## [YOUR GOAL]
Take every line that has the string "fischio" and copy it out.

## [GIVEN ENTRIES]

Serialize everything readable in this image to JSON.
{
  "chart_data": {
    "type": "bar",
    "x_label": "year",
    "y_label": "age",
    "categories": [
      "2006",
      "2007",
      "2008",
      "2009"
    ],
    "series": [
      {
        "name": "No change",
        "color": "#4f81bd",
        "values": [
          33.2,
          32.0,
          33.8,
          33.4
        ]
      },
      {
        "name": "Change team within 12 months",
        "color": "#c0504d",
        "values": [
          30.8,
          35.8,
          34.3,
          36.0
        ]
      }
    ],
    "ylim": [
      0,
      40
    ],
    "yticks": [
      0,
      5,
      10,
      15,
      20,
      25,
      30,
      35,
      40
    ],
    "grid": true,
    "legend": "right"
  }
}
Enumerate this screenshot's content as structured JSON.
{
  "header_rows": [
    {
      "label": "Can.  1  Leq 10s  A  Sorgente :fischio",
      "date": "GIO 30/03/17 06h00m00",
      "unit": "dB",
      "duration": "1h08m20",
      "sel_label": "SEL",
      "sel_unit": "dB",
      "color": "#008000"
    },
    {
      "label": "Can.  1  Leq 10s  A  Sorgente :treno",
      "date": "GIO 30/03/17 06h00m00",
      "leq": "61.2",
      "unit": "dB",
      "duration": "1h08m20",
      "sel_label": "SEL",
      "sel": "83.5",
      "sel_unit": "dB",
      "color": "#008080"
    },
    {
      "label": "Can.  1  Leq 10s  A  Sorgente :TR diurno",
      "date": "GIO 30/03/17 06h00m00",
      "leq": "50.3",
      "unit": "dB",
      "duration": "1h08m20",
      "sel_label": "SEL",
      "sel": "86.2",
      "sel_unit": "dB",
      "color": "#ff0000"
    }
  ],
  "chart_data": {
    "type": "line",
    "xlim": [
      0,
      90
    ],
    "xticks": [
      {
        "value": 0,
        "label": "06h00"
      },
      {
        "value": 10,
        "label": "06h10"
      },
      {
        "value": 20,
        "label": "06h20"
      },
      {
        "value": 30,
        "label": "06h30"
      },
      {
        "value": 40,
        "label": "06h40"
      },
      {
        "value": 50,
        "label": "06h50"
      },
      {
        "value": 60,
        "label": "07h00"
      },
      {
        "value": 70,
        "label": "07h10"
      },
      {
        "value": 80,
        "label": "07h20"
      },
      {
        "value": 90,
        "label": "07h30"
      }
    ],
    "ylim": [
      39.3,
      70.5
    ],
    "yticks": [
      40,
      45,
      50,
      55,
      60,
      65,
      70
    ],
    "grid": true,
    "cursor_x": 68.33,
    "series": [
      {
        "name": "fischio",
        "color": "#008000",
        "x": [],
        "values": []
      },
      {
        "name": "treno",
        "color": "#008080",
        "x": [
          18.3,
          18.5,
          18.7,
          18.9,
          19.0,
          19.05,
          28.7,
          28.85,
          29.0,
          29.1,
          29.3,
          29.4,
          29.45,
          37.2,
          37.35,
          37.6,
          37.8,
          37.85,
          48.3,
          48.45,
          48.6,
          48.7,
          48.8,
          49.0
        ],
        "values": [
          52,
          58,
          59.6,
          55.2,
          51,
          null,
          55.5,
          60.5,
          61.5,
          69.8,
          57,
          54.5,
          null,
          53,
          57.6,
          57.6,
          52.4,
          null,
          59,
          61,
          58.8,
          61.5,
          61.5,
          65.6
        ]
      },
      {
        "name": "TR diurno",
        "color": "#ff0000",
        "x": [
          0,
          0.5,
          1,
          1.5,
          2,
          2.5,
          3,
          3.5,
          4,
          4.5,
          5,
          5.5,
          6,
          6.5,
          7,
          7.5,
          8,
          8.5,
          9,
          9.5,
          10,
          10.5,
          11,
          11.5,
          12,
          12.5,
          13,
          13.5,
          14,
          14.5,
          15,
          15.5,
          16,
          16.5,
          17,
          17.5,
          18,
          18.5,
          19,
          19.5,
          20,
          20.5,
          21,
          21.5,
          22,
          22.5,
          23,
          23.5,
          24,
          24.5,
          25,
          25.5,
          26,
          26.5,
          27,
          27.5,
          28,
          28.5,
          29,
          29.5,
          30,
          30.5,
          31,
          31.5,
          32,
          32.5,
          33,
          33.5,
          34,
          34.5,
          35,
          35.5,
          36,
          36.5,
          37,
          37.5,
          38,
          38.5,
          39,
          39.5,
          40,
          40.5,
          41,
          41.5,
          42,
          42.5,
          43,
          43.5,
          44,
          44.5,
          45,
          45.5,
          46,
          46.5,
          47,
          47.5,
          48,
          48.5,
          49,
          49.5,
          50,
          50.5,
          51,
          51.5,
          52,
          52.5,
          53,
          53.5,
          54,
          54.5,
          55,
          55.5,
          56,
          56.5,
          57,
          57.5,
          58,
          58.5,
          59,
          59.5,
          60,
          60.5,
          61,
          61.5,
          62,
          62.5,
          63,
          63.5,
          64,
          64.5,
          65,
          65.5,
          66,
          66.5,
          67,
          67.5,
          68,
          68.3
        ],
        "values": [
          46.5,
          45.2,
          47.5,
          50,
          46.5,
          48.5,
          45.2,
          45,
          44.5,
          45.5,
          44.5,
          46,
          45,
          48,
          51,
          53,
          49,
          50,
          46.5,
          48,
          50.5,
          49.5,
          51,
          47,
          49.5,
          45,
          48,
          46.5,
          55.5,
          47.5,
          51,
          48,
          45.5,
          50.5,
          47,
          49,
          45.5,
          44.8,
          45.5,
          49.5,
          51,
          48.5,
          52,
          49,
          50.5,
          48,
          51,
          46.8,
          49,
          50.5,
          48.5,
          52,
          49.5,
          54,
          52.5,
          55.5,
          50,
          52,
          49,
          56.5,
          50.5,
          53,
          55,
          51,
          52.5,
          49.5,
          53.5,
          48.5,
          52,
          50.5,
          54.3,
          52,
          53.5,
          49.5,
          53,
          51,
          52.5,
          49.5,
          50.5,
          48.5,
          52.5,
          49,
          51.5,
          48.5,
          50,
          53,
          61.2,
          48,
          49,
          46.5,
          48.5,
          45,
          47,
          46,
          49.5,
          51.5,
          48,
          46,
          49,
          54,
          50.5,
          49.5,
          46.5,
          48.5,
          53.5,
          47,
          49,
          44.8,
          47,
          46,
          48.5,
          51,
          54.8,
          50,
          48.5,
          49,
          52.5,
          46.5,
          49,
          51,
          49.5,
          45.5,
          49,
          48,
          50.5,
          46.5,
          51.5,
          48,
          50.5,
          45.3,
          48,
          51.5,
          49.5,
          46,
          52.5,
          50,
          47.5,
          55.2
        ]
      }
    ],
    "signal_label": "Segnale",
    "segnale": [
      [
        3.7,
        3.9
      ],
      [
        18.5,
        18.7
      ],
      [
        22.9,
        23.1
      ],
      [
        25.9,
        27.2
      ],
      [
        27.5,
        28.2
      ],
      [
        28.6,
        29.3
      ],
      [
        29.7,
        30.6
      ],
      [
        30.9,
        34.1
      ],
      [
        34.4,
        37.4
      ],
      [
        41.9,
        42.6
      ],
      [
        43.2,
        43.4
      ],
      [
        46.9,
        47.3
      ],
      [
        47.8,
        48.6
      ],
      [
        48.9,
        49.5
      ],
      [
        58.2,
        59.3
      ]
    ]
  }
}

## [SOLUTION]
      "label": "Can.  1  Leq 10s  A  Sorgente :fischio",
        "name": "fischio",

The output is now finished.